■ **REQUEST**
Quote all of the entries word for word.

■ **INPUT MATERIAL**

[start]

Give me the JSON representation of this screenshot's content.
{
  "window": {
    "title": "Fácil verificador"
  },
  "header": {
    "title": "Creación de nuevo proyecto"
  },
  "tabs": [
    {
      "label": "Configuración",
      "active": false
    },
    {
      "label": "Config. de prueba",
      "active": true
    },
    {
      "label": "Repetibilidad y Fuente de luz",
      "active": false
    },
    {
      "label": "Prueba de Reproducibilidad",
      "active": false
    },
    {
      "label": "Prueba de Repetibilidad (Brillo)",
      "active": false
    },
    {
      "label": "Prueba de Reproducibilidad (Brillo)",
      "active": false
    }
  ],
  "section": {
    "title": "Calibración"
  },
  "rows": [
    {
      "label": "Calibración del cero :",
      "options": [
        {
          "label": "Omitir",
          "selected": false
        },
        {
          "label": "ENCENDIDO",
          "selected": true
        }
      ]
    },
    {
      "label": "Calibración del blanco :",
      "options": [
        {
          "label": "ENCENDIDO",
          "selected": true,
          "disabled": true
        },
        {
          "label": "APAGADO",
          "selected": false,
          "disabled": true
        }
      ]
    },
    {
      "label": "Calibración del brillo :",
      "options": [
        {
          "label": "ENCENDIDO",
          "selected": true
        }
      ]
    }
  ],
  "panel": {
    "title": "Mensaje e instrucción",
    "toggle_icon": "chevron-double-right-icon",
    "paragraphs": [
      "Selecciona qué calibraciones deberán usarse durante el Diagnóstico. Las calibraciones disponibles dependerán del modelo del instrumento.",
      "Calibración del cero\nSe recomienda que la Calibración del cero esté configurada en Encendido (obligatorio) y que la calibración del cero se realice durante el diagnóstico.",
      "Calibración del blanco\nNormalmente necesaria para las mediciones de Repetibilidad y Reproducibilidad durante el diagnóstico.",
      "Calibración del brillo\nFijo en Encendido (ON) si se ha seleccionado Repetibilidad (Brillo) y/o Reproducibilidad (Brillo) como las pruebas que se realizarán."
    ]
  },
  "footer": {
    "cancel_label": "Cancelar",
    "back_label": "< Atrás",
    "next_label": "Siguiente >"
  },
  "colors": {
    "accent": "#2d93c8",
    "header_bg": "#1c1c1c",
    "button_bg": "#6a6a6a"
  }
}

[end]

■ **PROBLEM SOLUTION**
Give me the JSON representation of this screenshot's content.
{
  "window": {
    "title": "Fácil verificador"
  },
  "header": {
    "title": "Creación de nuevo proyecto"
  },
  "tabs": [
    {
      "label": "Configuración",
      "active": false
    },
    {
      "label": "Config. de prueba",
      "active": true
    },
    {
      "label": "Repetibilidad y Fuente de luz",
      "active": false
    },
    {
      "label": "Prueba de Reproducibilidad",
      "active": false
    },
    {
      "label": "Prueba de Repetibilidad (Brillo)",
      "active": false
    },
    {
      "label": "Prueba de Reproducibilidad (Brillo)",
      "active": false
    }
  ],
  "section": {
    "title": "Calibración"
  },
  "rows": [
    {
      "label": "Calibración del cero :",
      "options": [
        {
          "label": "Omitir",
          "selected": false
        },
        {
          "label": "ENCENDIDO",
          "selected": true
        }
      ]
    },
    {
      "label": "Calibración del blanco :",
      "options": [
        {
          "label": "ENCENDIDO",
          "selected": true,
          "disabled": true
        },
        {
          "label": "APAGADO",
          "selected": false,
          "disabled": true
        }
      ]
    },
    {
      "label": "Calibración del brillo :",
      "options": [
        {
          "label": "ENCENDIDO",
          "selected": true
        }
      ]
    }
  ],
  "panel": {
    "title": "Mensaje e instrucción",
    "toggle_icon": "chevron-double-right-icon",
    "paragraphs": [
      "Selecciona qué calibraciones deberán usarse durante el Diagnóstico. Las calibraciones disponibles dependerán del modelo del instrumento.",
      "Calibración del cero\nSe recomienda que la Calibración del cero esté configurada en Encendido (obligatorio) y que la calibración del cero se realice durante el diagnóstico.",
      "Calibración del blanco\nNormalmente necesaria para las mediciones de Repetibilidad y Reproducibilidad durante el diagnóstico.",
      "Calibración del brillo\nFijo en Encendido (ON) si se ha seleccionado Repetibilidad (Brillo) y/o Reproducibilidad (Brillo) como las pruebas que se realizarán."
    ]
  },
  "footer": {
    "cancel_label": "Cancelar",
    "back_label": "< Atrás",
    "next_label": "Siguiente >"
  },
  "colors": {
    "accent": "#2d93c8",
    "header_bg": "#1c1c1c",
    "button_bg": "#6a6a6a"
  }
}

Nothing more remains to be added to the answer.